* Work required: Return every line of the data below that includes the string "środków".

Stored items
● ● ● ● ●

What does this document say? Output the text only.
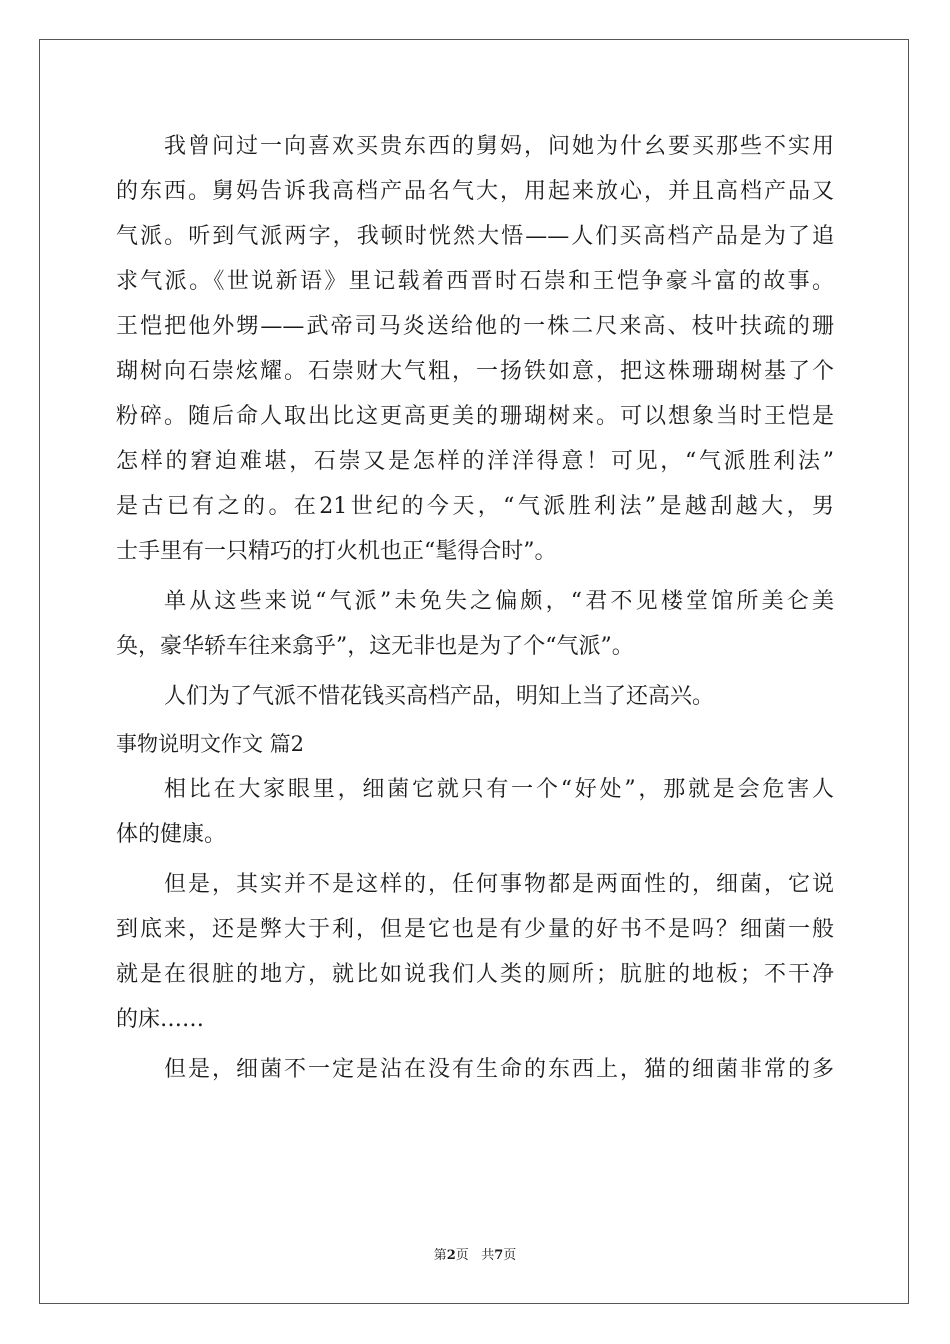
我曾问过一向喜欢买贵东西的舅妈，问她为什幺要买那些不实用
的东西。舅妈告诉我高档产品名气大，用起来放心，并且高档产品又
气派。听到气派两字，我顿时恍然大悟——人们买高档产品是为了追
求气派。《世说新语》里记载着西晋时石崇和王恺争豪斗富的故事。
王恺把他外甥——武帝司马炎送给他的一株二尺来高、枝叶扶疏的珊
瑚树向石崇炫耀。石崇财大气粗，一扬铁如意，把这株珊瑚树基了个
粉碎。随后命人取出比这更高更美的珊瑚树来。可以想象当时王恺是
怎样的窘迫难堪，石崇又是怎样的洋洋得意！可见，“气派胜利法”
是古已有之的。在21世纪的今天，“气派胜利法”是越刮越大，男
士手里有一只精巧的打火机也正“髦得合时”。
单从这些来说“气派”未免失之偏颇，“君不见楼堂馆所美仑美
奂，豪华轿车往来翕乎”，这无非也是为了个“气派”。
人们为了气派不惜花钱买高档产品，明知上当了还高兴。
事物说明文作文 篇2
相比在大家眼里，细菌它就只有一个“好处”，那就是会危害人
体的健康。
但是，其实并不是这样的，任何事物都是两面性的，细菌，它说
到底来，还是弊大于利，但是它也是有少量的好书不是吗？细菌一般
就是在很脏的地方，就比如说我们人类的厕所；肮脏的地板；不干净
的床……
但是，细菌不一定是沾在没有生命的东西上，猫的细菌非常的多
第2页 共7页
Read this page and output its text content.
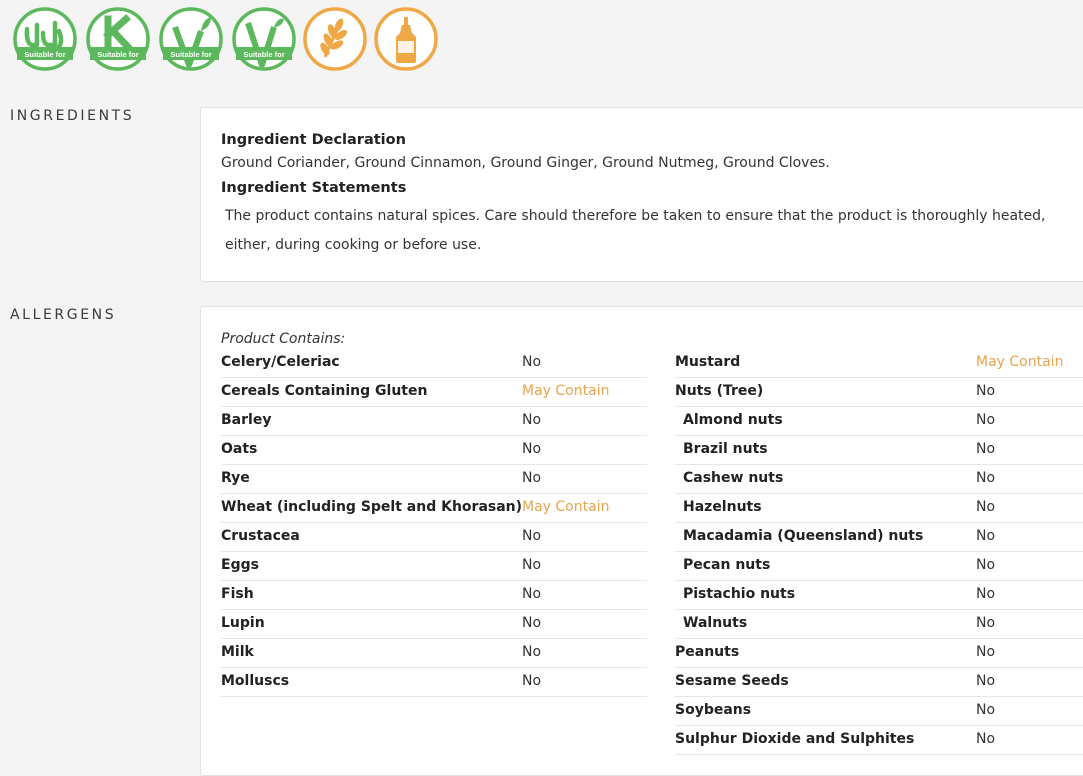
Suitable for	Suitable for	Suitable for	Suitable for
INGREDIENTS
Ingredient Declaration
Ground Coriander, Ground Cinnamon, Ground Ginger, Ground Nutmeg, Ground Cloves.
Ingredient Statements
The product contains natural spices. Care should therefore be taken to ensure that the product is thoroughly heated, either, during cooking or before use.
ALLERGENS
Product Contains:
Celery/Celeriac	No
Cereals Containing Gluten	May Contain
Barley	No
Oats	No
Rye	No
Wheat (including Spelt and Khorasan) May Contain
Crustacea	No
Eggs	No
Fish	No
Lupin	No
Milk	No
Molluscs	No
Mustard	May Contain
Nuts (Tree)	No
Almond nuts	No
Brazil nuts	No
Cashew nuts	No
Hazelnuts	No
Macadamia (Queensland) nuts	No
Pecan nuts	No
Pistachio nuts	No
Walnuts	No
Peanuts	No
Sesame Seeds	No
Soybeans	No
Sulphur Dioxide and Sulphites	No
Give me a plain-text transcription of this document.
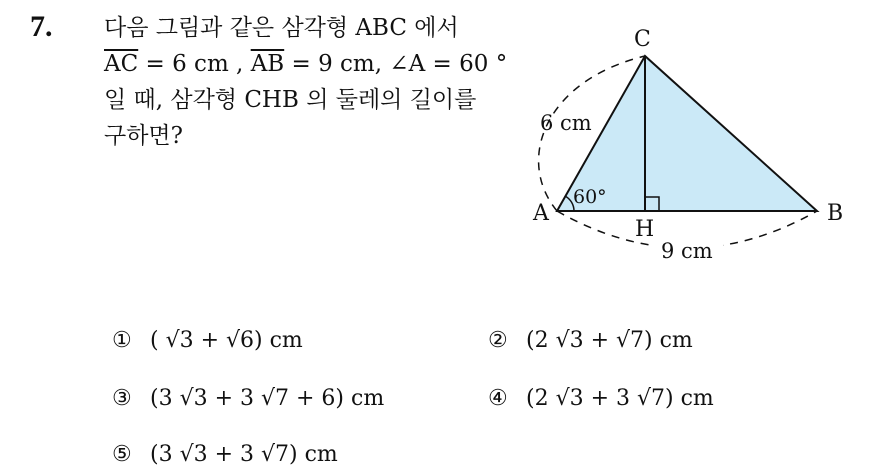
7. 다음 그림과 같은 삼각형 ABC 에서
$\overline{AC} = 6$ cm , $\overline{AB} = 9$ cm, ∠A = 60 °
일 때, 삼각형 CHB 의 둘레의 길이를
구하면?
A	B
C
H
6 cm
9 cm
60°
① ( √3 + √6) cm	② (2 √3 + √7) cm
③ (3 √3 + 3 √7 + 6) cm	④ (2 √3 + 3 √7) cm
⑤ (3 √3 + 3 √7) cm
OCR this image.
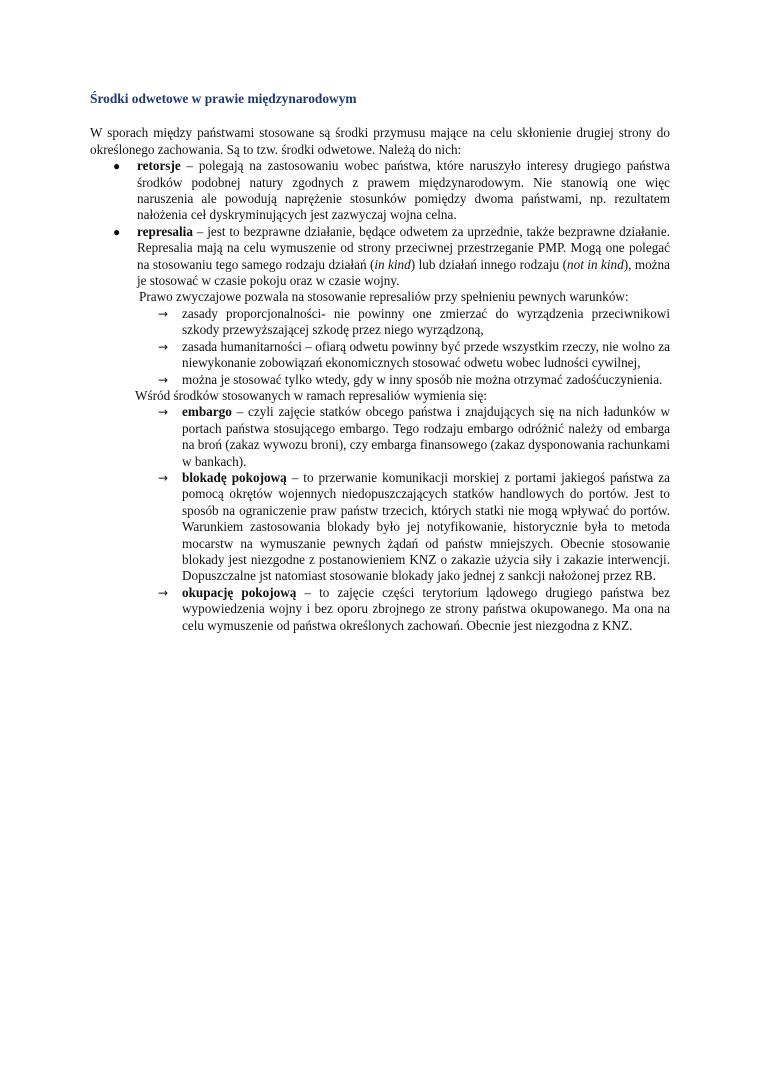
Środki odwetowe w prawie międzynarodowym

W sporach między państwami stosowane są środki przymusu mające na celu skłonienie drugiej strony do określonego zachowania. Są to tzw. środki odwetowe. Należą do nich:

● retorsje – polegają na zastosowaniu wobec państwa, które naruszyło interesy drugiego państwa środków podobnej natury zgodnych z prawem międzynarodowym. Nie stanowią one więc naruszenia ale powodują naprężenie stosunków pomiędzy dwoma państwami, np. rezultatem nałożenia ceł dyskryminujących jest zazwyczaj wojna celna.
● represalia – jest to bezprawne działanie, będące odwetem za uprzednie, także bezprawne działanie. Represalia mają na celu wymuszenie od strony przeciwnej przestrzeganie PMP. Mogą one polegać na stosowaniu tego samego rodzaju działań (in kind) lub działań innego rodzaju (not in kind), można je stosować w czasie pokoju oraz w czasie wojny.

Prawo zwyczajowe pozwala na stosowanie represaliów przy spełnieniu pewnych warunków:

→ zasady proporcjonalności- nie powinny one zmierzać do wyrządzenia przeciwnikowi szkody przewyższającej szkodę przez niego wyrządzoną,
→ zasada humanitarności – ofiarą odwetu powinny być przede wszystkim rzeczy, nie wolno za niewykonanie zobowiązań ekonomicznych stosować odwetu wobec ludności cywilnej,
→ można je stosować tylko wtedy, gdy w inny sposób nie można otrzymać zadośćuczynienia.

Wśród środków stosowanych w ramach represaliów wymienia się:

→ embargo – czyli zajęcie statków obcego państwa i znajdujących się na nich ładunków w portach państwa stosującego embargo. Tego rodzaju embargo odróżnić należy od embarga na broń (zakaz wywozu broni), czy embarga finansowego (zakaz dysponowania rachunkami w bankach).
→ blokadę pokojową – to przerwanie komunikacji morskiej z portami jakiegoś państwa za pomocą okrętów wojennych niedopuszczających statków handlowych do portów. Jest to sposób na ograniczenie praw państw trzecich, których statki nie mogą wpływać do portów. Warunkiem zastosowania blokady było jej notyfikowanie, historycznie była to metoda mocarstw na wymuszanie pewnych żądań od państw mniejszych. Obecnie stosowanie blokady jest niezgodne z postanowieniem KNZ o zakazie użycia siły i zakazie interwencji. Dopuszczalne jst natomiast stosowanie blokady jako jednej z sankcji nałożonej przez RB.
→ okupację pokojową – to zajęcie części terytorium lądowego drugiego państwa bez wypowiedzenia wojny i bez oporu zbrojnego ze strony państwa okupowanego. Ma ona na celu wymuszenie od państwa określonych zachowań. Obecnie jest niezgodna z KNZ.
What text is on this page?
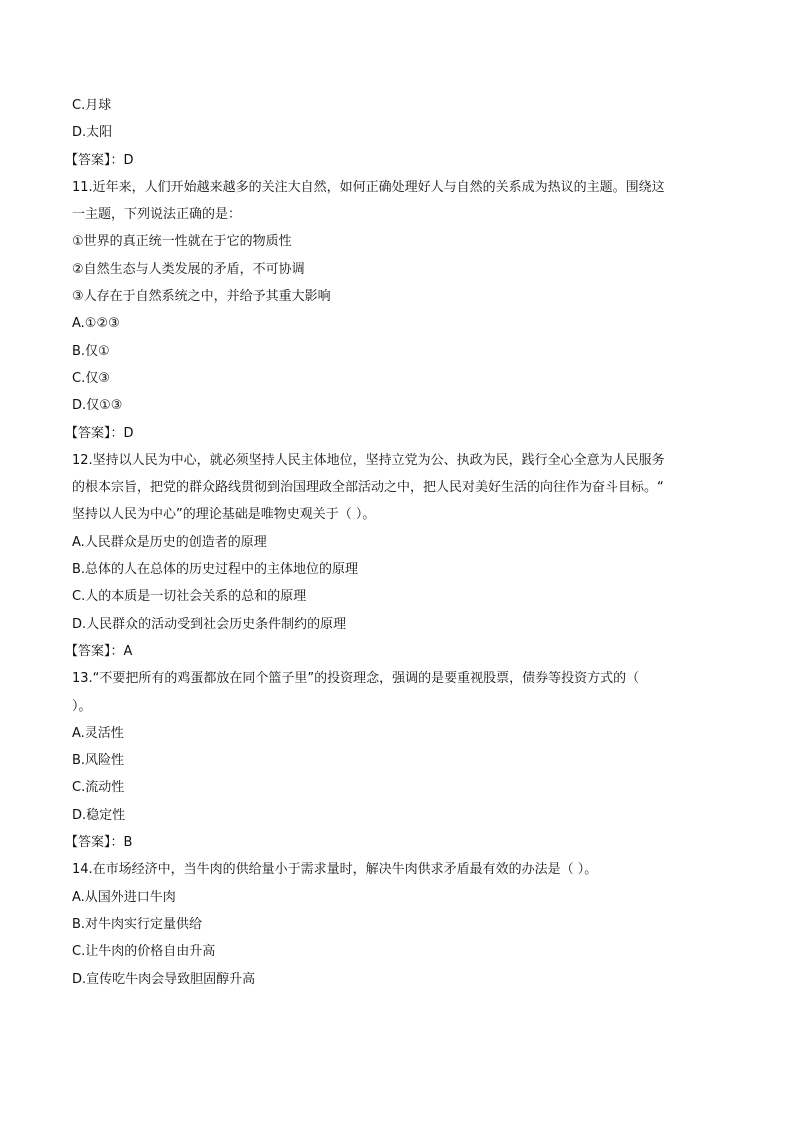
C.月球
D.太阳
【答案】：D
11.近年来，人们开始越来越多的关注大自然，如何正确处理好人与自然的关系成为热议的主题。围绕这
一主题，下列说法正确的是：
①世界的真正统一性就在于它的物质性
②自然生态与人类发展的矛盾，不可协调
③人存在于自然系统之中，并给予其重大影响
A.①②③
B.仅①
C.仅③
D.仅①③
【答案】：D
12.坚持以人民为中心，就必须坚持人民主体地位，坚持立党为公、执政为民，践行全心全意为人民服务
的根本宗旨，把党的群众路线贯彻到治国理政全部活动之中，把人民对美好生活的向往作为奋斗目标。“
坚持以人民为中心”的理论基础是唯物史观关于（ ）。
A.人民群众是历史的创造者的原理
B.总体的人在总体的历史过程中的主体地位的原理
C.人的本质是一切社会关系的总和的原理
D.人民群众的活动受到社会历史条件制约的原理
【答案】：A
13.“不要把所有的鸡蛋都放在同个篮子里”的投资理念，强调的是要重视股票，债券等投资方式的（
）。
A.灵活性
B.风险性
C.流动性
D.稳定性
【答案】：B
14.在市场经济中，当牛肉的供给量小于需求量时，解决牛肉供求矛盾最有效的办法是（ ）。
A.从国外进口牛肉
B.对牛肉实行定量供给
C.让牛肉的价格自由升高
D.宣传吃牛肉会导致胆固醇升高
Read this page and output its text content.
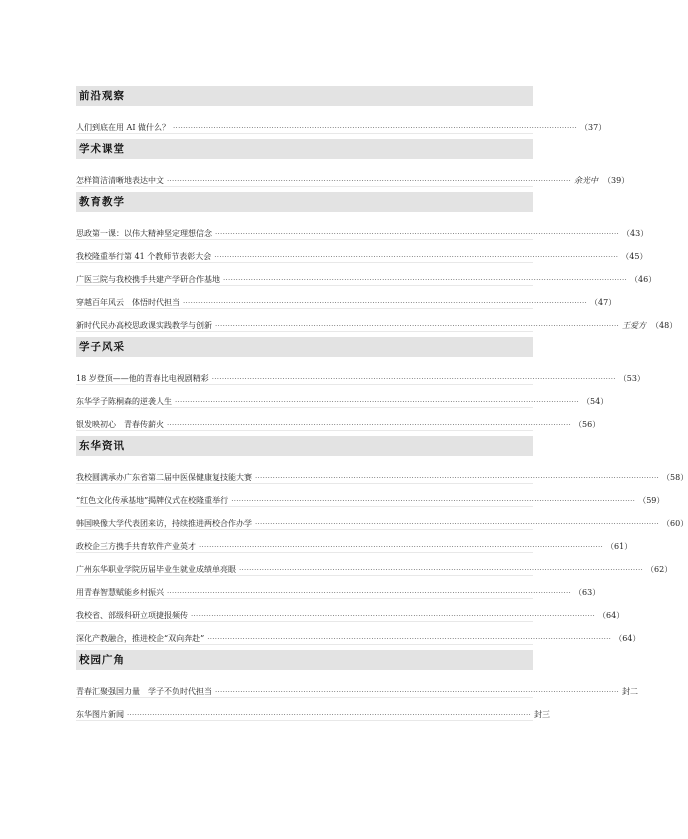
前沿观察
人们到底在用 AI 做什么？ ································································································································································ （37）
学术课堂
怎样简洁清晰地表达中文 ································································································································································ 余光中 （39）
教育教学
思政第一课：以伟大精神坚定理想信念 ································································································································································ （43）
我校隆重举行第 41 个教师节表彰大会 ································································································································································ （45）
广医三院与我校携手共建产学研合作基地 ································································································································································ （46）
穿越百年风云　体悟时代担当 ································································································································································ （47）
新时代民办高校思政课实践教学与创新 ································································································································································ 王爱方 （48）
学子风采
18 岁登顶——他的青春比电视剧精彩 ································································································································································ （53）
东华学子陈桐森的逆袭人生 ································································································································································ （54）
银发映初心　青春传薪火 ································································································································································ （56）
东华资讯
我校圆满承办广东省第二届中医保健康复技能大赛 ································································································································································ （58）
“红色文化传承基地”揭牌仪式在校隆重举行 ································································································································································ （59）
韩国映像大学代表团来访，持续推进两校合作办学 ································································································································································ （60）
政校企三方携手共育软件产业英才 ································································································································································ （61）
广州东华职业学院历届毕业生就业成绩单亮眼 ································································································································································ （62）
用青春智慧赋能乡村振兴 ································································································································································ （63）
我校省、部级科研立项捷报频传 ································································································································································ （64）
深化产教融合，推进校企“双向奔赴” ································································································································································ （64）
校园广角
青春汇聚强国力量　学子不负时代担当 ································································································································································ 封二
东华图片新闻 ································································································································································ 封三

● ● ● ● ●

* Solution to this task:
● retorsje – polegają na zastosowaniu wobec państwa, które naruszyło interesy drugiego państwa środków podobnej natury zgodnych z prawem międzynarodowym. Nie stanowią one więc naruszenia ale powodują naprężenie stosunków pomiędzy dwoma państwami, np. rezultatem nałożenia ceł dyskryminujących jest zazwyczaj wojna celna.
Wśród środków stosowanych w ramach represaliów wymienia się:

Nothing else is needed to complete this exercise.